» OBJETIVO DEL EJERCICIO:
Edita la reseña de Camino a la perdición y vuelve a escribir el fragmento desde "Hay un rasgo" hasta "y de talento.", sustituyendo "colosos" por "gigantes".

» TEXTO PROPORCIONADO:
◆ ◆ ◆

CAMINO A LA PERDICIÓN

Director: Sam Mendes. Guión: David Self, Intérpretes: Tom Hanks, Paul Newman, Jude Law, Jennifer Jason Leigh, Stanley Tucci, Tyler Hoechlein. Género: thriller. Estados Unidos, 2002. Duración: 116 minutos.

Si lo que hizo de American beauty un filme (por encima de sus altibajos) importante fue la homogeneidad y la distinción que Sam Mendes impuso en el reparto, que dio lugar a una exacta interrelación de rostros que era fruto de un minucioso y refinado trabajo de dirección de actores, ahora, en Camino de perdición, esa distinción y esa exactitud se acentúan. Y, junto a una definición visual más suelta y dominada de la imagen, alcanza Sam Mendes un primoroso engarce entre todos los intérpretes, que dan la impresión de que se vacían, de que echan el resto no sólo en sus creaciones personales, que son de calidad extraordinaria, sino también en los apoyos recíprocos que cada uno de ellos encuentra en quienes le dan la réplica. De ahí ese primoroso engarce entre todos ellos.

Hay un rasgo evidente, pero dificil de decir en qué consiste, en las películas sostenidas por golpes de genio interpretativo plural, fruto de un engarce como el aludido. En ellas, cada intérprete sostiene y hace crecerse al que en cada momento tiene enfrente. En cierto modo le ayuda a crear con su creación. Así, en Camino a la perdición se ve que Paul Newman crea y empuja a crear a Tom Hanks; y éste a aquél, lo que convierte a este duelo de colosos de su oficio en un doble estallido: de generosidad y de talento.

◆ ◆ ◆

» DATOS PROPORCIONADOS:
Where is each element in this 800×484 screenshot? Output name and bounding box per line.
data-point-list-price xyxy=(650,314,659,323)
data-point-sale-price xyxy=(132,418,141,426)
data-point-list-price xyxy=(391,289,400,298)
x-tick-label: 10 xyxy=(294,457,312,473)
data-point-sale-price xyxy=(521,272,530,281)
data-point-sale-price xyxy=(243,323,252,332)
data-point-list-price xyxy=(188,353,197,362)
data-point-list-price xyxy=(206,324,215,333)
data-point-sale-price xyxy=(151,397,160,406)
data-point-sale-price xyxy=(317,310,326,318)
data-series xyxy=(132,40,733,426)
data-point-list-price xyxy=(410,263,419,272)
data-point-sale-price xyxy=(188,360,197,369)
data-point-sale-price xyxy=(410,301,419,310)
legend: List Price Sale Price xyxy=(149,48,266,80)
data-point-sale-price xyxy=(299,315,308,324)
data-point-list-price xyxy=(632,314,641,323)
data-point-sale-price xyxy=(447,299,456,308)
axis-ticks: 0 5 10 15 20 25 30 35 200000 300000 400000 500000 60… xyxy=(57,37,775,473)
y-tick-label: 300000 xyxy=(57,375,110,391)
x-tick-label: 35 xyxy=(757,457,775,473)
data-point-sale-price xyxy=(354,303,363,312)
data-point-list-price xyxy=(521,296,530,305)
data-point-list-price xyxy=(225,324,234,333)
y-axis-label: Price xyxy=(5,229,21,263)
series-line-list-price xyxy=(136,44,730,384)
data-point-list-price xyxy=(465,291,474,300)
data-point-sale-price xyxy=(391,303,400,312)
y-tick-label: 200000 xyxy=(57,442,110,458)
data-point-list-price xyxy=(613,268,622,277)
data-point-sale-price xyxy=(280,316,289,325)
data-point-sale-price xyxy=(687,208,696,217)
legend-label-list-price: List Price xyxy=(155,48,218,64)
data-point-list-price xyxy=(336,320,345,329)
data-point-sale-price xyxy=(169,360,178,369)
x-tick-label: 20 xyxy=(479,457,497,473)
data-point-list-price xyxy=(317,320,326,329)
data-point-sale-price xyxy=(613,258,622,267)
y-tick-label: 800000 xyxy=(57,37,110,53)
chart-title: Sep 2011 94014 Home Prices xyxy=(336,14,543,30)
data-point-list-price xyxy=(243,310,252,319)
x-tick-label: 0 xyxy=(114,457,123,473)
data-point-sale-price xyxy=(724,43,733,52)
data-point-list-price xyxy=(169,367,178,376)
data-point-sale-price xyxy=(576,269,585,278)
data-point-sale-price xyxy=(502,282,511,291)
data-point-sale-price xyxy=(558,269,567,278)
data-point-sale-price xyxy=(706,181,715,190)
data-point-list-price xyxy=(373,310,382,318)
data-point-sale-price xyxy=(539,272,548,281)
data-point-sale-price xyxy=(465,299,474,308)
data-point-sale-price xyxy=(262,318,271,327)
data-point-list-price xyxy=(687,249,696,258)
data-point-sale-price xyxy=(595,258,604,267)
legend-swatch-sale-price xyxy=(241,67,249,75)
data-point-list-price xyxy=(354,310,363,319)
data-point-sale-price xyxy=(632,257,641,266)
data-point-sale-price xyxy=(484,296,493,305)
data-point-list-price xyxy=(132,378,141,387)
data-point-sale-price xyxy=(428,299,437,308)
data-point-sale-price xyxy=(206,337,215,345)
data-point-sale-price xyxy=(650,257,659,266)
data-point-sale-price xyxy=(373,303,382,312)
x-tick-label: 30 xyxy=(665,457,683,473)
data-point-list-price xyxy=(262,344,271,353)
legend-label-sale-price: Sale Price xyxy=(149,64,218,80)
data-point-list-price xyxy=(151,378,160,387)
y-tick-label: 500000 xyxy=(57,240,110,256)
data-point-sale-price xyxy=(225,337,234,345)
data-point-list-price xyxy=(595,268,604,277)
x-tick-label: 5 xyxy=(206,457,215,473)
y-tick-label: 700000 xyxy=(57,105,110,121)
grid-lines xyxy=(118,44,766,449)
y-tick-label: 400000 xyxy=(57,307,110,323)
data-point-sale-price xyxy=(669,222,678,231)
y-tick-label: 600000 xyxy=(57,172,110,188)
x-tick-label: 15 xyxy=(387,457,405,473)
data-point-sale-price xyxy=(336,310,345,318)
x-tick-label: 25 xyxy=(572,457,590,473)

◆ ◆ ◆

» RESPUESTA ESCRITA:
Hay un rasgo evidente, pero dificil de decir en qué consiste, en las películas sostenidas por golpes de genio interpretativo plural, fruto de un engarce como el aludido. En ellas, cada intérprete sostiene y hace crecerse al que en cada momento tiene enfrente. En cierto modo le ayuda a crear con su creación. Así, en Camino a la perdición se ve que Paul Newman crea y empuja a crear a Tom Hanks; y éste a aquél, lo que convierte a este duelo de gigantes de su oficio en un doble estallido: de generosidad y de talento.